== GOAL ==
Give only the number of lines below that contain the word "shirtless".

━━━ INFORMATION SHOWN

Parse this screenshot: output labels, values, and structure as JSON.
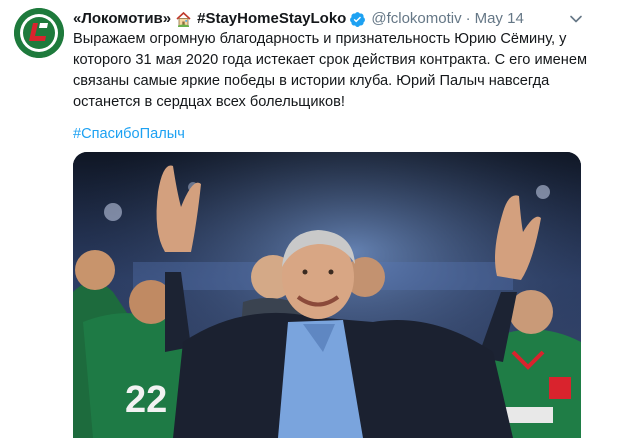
{
  "tweet": {
    "display_name": "«Локомотив»",
    "name_tag": "#StayHomeStayLoko",
    "handle": "@fclokomotiv",
    "separator": "·",
    "time": "May 14",
    "text": "Выражаем огромную благодарность и признательность Юрию Сёмину, у которого 31 мая 2020 года истекает срок действия контракта. С его именем связаны самые яркие победы в истории клуба. Юрий Палыч навсегда останется в сердцах всех болельщиков!",
    "hashtag": "#СпасибоПалыч",
    "icons": {
      "avatar": "lokomotiv-logo-avatar",
      "house": "house-emoji-icon",
      "verified": "verified-badge-icon",
      "more": "chevron-down-icon"
    },
    "photo_jersey_number": "22",
    "colors": {
      "link": "#1da1f2",
      "muted": "#657786",
      "text": "#14171a",
      "brand_green": "#1e7a3c",
      "brand_red": "#d9232d"
    }
  }
}
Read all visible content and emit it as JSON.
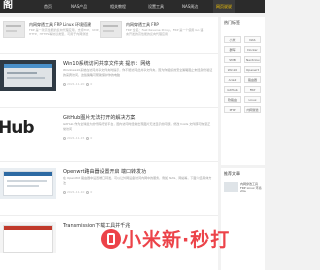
{
  "nav": {
    "logo": "阁",
    "items": [
      "首页",
      "NAS产品",
      "相关教程",
      "设置工具",
      "NAS周边",
      "网页说说"
    ],
    "active_index": 5
  },
  "top_posts": [
    {
      "title": "内网穿透工具 FRP Linux 环境搭建",
      "desc": "FRP 是一款高性能的反向代理应用，支持TCP、UDP、HTTP、HTTPS等协议类型，可用于内网穿透"
    },
    {
      "title": "内网穿透工具 FRP",
      "desc": "FRP 全名：Fast Reverse Proxy。FRP 是一个使用 Go 语言开发的高性能的反向代理应用"
    }
  ],
  "posts": [
    {
      "title": "Win10系统访问共享文件夹 提示：网络",
      "desc": "Windows10系统在访问共享文件夹时提示，你不能访问此共享文件夹，因为你组织的安全策略阻止未经身份验证的来宾访问，这些策略可帮助保护你的电脑",
      "date": "2021-11-20",
      "views": "0"
    },
    {
      "title": "GitHub图片无法打开的解决方案",
      "desc": "GitHub 作为全球最大的代码托管平台，国内访问时经常出现图片无法显示的问题，修改 hosts 文件即可恢复正常访问",
      "date": "2021-11-15",
      "views": "0"
    },
    {
      "title": "Openwrt路由器设置开启 端口转发功",
      "desc": "在 OpenWrt 路由器中设置端口转发，可以让外网设备访问内网中的服务，例如 NAS、网站等，下面介绍具体方法",
      "date": "2021-11-10",
      "views": "0"
    },
    {
      "title": "Transmission下载工具并千兆",
      "desc": "",
      "date": "",
      "views": ""
    }
  ],
  "sidebar": {
    "tags_title": "热门标签",
    "tags": [
      "小米",
      "NAS",
      "群晖",
      "Docker",
      "SMB",
      "Nextcloud",
      "Win10",
      "Openwrt",
      "Aria2",
      "路由器",
      "GitHub",
      "FRP",
      "软路由",
      "Linux",
      "PHP",
      "内网穿透"
    ],
    "recent_title": "推荐文章",
    "recent_item": "内网穿透工具 FRP Linux 环境搭建"
  },
  "watermark": {
    "text": "小米新·秒打"
  },
  "colors": {
    "nav_bg": "#2b2b2b",
    "active_nav": "#ffcc00",
    "watermark": "#e9232a"
  }
}
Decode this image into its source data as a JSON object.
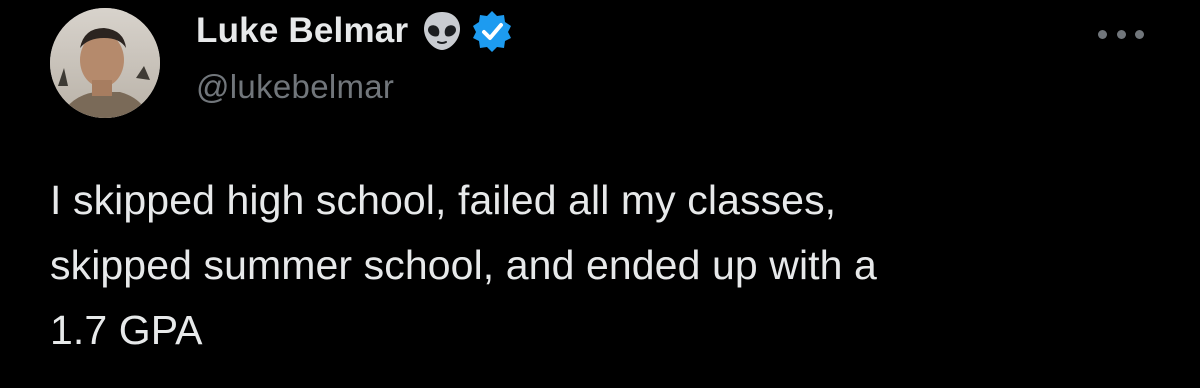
{
  "author": {
    "display_name": "Luke Belmar",
    "handle": "@lukebelmar",
    "badges": [
      "alien-emoji-icon",
      "verified-badge-icon"
    ],
    "avatar_icon": "profile-photo"
  },
  "menu": {
    "icon": "more-horizontal-icon"
  },
  "tweet": {
    "text": "I skipped high school, failed all my classes,\nskipped summer school, and ended up with a\n1.7 GPA"
  },
  "colors": {
    "background": "#000000",
    "primary_text": "#e7e9ea",
    "secondary_text": "#71767b",
    "verified_blue": "#1d9bf0"
  }
}
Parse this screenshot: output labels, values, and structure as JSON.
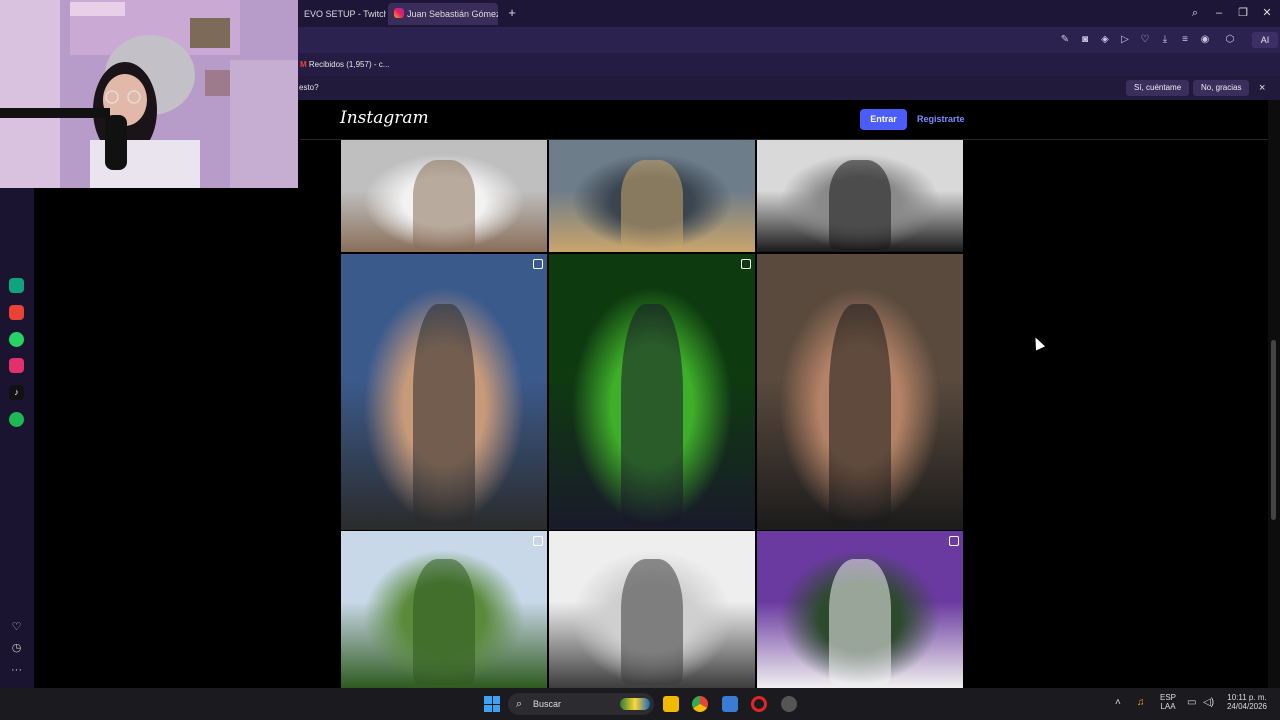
{
  "browser": {
    "tabs": [
      {
        "label": "EVO SETUP - Twitch"
      },
      {
        "label": "Juan Sebastián Gómez (@"
      }
    ],
    "new_tab": "+",
    "toolbar_ai": "AI",
    "bookmarks": [
      {
        "label": "Recibidos (1,957) - c..."
      }
    ],
    "notification": {
      "text": "esto?",
      "accept": "Sí, cuéntame",
      "decline": "No, gracias",
      "close": "×"
    }
  },
  "instagram": {
    "logo": "Instagram",
    "login_label": "Entrar",
    "signup_label": "Registrarte"
  },
  "posts": [
    {
      "row": 0,
      "col": 0,
      "multi": false,
      "description": "arm-watch",
      "palette": [
        "#bfbfbf",
        "#f2f2f2",
        "#8a6f5a"
      ]
    },
    {
      "row": 0,
      "col": 1,
      "multi": false,
      "description": "drink-lake",
      "palette": [
        "#6e7d8a",
        "#3a4550",
        "#c9a56b"
      ]
    },
    {
      "row": 0,
      "col": 2,
      "multi": false,
      "description": "stairs",
      "palette": [
        "#d9d9d9",
        "#8a8a8a",
        "#1a1a1a"
      ]
    },
    {
      "row": 1,
      "col": 0,
      "multi": true,
      "description": "shirtless-gym-sunglasses",
      "palette": [
        "#3b5a8c",
        "#c79a7a",
        "#2b2b2b"
      ]
    },
    {
      "row": 1,
      "col": 1,
      "multi": true,
      "description": "suit-garden",
      "palette": [
        "#0e3a10",
        "#3fae2a",
        "#1a1a2a"
      ]
    },
    {
      "row": 1,
      "col": 2,
      "multi": false,
      "description": "shirtless-gym-dumbbells",
      "palette": [
        "#5a4a3e",
        "#b48266",
        "#1b1b1b"
      ]
    },
    {
      "row": 2,
      "col": 0,
      "multi": true,
      "description": "countryside",
      "palette": [
        "#c8d8e8",
        "#5a8a3a",
        "#2f5a1f"
      ]
    },
    {
      "row": 2,
      "col": 1,
      "multi": false,
      "description": "sneaker-closet",
      "palette": [
        "#eeeeee",
        "#cfcfcf",
        "#3d3d3d"
      ]
    },
    {
      "row": 2,
      "col": 2,
      "multi": true,
      "description": "group-photo",
      "palette": [
        "#6a3aa0",
        "#2d4a2d",
        "#f0f0f0"
      ]
    }
  ],
  "sidebar_apps": [
    {
      "icon": "chatgpt-icon",
      "color": "#10a37f"
    },
    {
      "icon": "gmail-icon",
      "color": "#ea4335"
    },
    {
      "icon": "whatsapp-icon",
      "color": "#25d366"
    },
    {
      "icon": "instagram-icon",
      "color": "#e1306c"
    },
    {
      "icon": "tiktok-icon",
      "color": "#111111"
    },
    {
      "icon": "spotify-icon",
      "color": "#1db954"
    }
  ],
  "taskbar": {
    "search_label": "Buscar",
    "lang_top": "ESP",
    "lang_bottom": "LAA",
    "time": "10:11 p. m.",
    "date": "24/04/2026"
  }
}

━━━━━━

== TASK RESPONSE ==
2